§ **What you should do**:
Gather each line in the entries that includes the string "vari".

Data excerpts:
══════════

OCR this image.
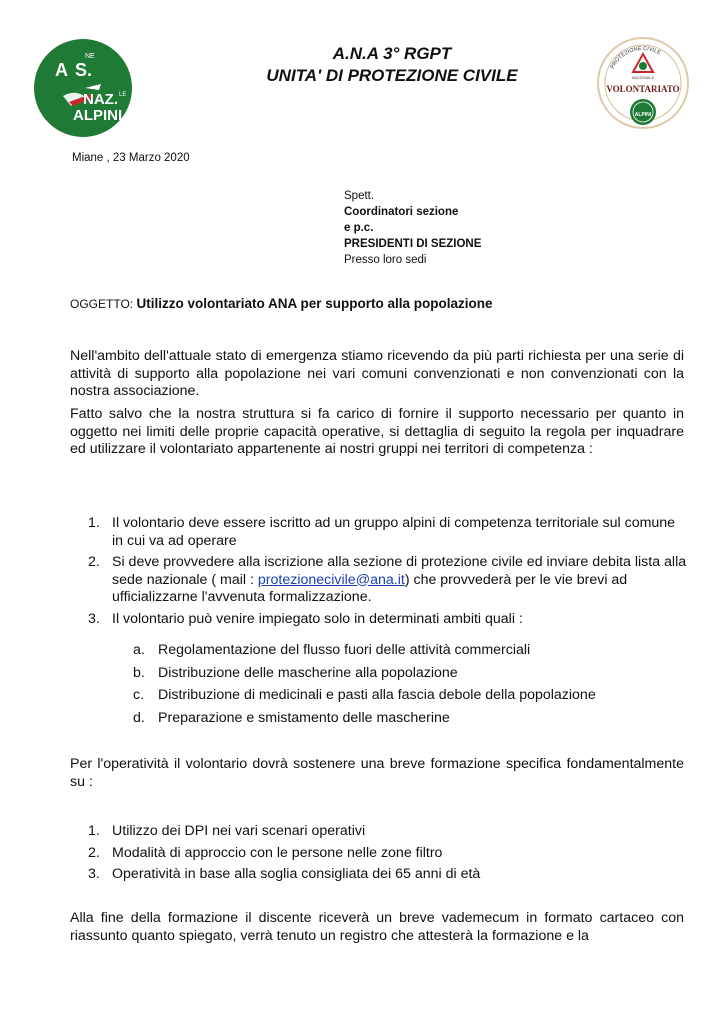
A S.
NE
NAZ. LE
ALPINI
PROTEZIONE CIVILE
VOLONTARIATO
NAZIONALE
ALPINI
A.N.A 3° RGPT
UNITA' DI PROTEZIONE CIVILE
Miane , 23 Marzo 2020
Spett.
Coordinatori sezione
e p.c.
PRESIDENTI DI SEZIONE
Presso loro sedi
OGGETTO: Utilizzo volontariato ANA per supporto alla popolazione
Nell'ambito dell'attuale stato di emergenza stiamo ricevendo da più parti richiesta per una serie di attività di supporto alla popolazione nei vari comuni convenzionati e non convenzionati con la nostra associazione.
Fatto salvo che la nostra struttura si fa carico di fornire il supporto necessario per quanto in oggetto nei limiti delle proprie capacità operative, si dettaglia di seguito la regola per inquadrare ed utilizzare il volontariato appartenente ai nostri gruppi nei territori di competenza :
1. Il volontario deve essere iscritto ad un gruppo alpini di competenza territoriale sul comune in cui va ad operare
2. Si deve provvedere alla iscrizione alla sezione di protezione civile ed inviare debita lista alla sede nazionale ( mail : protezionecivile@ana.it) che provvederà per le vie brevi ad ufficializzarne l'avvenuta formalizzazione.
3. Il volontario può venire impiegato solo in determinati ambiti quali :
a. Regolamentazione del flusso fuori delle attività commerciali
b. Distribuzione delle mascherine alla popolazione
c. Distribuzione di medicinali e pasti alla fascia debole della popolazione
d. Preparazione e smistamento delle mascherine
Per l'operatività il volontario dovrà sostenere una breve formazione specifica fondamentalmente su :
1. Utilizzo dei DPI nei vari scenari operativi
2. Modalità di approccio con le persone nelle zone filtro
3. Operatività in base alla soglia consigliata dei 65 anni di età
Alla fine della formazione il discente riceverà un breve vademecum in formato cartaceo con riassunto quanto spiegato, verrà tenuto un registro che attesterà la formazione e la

══════════

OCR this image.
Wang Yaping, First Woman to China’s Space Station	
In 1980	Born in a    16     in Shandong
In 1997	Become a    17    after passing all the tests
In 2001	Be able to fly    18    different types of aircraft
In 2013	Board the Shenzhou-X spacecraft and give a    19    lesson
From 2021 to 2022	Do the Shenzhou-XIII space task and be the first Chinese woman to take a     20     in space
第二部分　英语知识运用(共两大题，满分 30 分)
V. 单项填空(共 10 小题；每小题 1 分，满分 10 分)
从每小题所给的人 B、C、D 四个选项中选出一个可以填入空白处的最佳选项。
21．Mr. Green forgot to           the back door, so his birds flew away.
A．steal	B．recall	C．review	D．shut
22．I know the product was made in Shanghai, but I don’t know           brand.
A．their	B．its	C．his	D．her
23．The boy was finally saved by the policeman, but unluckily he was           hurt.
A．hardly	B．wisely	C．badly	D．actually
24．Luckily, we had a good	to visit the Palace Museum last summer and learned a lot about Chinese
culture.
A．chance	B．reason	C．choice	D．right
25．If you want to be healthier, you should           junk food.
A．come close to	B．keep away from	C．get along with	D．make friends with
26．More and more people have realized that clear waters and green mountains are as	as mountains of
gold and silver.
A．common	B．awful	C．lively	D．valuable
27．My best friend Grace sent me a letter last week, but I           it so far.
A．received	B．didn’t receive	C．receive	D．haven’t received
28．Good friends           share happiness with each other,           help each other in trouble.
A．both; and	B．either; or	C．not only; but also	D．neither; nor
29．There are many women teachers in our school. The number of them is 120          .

══════════

§ **Response to the task**:
Nell'ambito dell'attuale stato di emergenza stiamo ricevendo da più parti richiesta per una serie di attività di supporto alla popolazione nei vari comuni convenzionati e non convenzionati con la nostra associazione.
1. Utilizzo dei DPI nei vari scenari operativi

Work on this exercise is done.